→ WHAT YOU ARE ASKED TO DO
Below are records to transcribe exactly, without their pictures.

Saved data entries:
___

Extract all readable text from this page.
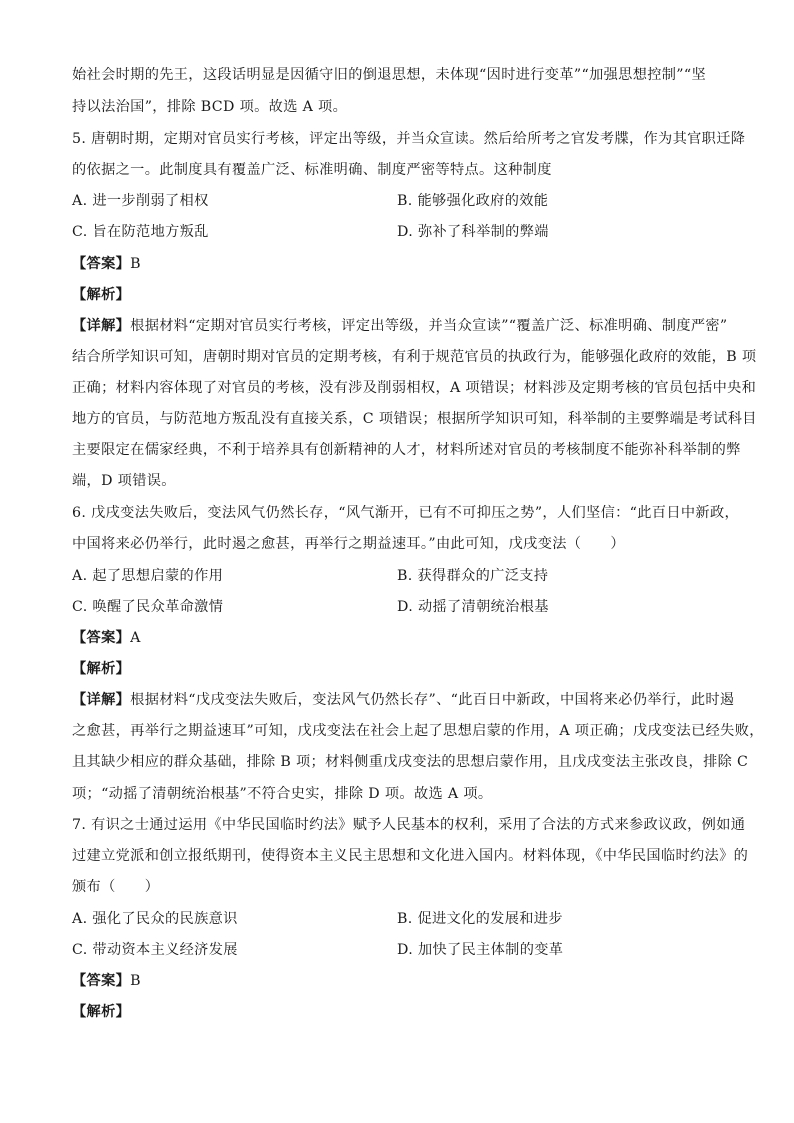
始社会时期的先王，这段话明显是因循守旧的倒退思想，未体现“因时进行变革”“加强思想控制”“坚
持以法治国”，排除 BCD 项。故选 A 项。
5. 唐朝时期，定期对官员实行考核，评定出等级，并当众宣读。然后给所考之官发考牒，作为其官职迁降
的依据之一。此制度具有覆盖广泛、标准明确、制度严密等特点。这种制度
A. 进一步削弱了相权	B. 能够强化政府的效能
C. 旨在防范地方叛乱	D. 弥补了科举制的弊端
【答案】B
【解析】
【详解】根据材料“定期对官员实行考核，评定出等级，并当众宣读”“覆盖广泛、标准明确、制度严密”
结合所学知识可知，唐朝时期对官员的定期考核，有利于规范官员的执政行为，能够强化政府的效能，B 项
正确；材料内容体现了对官员的考核，没有涉及削弱相权，A 项错误；材料涉及定期考核的官员包括中央和
地方的官员，与防范地方叛乱没有直接关系，C 项错误；根据所学知识可知，科举制的主要弊端是考试科目
主要限定在儒家经典，不利于培养具有创新精神的人才，材料所述对官员的考核制度不能弥补科举制的弊
端，D 项错误。
6. 戊戌变法失败后，变法风气仍然长存，“风气渐开，已有不可抑压之势”，人们坚信：“此百日中新政，
中国将来必仍举行，此时遏之愈甚，再举行之期益速耳。”由此可知，戊戌变法（　　）
A. 起了思想启蒙的作用	B. 获得群众的广泛支持
C. 唤醒了民众革命激情	D. 动摇了清朝统治根基
【答案】A
【解析】
【详解】根据材料“戊戌变法失败后，变法风气仍然长存”、“此百日中新政，中国将来必仍举行，此时遏
之愈甚，再举行之期益速耳”可知，戊戌变法在社会上起了思想启蒙的作用，A 项正确；戊戌变法已经失败，
且其缺少相应的群众基础，排除 B 项；材料侧重戊戌变法的思想启蒙作用，且戊戌变法主张改良，排除 C
项；“动摇了清朝统治根基”不符合史实，排除 D 项。故选 A 项。
7. 有识之士通过运用《中华民国临时约法》赋予人民基本的权利，采用了合法的方式来参政议政，例如通
过建立党派和创立报纸期刊，使得资本主义民主思想和文化进入国内。材料体现，《中华民国临时约法》的
颁布（　　）
A. 强化了民众的民族意识	B. 促进文化的发展和进步
C. 带动资本主义经济发展	D. 加快了民主体制的变革
【答案】B
【解析】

___

→ COMPLETE OUTPUT
Extract all readable text from this page.
始社会时期的先王，这段话明显是因循守旧的倒退思想，未体现“因时进行变革”“加强思想控制”“坚
持以法治国”，排除 BCD 项。故选 A 项。
5. 唐朝时期，定期对官员实行考核，评定出等级，并当众宣读。然后给所考之官发考牒，作为其官职迁降
的依据之一。此制度具有覆盖广泛、标准明确、制度严密等特点。这种制度
A. 进一步削弱了相权	B. 能够强化政府的效能
C. 旨在防范地方叛乱	D. 弥补了科举制的弊端
【答案】B
【解析】
【详解】根据材料“定期对官员实行考核，评定出等级，并当众宣读”“覆盖广泛、标准明确、制度严密”
结合所学知识可知，唐朝时期对官员的定期考核，有利于规范官员的执政行为，能够强化政府的效能，B 项
正确；材料内容体现了对官员的考核，没有涉及削弱相权，A 项错误；材料涉及定期考核的官员包括中央和
地方的官员，与防范地方叛乱没有直接关系，C 项错误；根据所学知识可知，科举制的主要弊端是考试科目
主要限定在儒家经典，不利于培养具有创新精神的人才，材料所述对官员的考核制度不能弥补科举制的弊
端，D 项错误。
6. 戊戌变法失败后，变法风气仍然长存，“风气渐开，已有不可抑压之势”，人们坚信：“此百日中新政，
中国将来必仍举行，此时遏之愈甚，再举行之期益速耳。”由此可知，戊戌变法（　　）
A. 起了思想启蒙的作用	B. 获得群众的广泛支持
C. 唤醒了民众革命激情	D. 动摇了清朝统治根基
【答案】A
【解析】
【详解】根据材料“戊戌变法失败后，变法风气仍然长存”、“此百日中新政，中国将来必仍举行，此时遏
之愈甚，再举行之期益速耳”可知，戊戌变法在社会上起了思想启蒙的作用，A 项正确；戊戌变法已经失败，
且其缺少相应的群众基础，排除 B 项；材料侧重戊戌变法的思想启蒙作用，且戊戌变法主张改良，排除 C
项；“动摇了清朝统治根基”不符合史实，排除 D 项。故选 A 项。
7. 有识之士通过运用《中华民国临时约法》赋予人民基本的权利，采用了合法的方式来参政议政，例如通
过建立党派和创立报纸期刊，使得资本主义民主思想和文化进入国内。材料体现，《中华民国临时约法》的
颁布（　　）
A. 强化了民众的民族意识	B. 促进文化的发展和进步
C. 带动资本主义经济发展	D. 加快了民主体制的变革
【答案】B
【解析】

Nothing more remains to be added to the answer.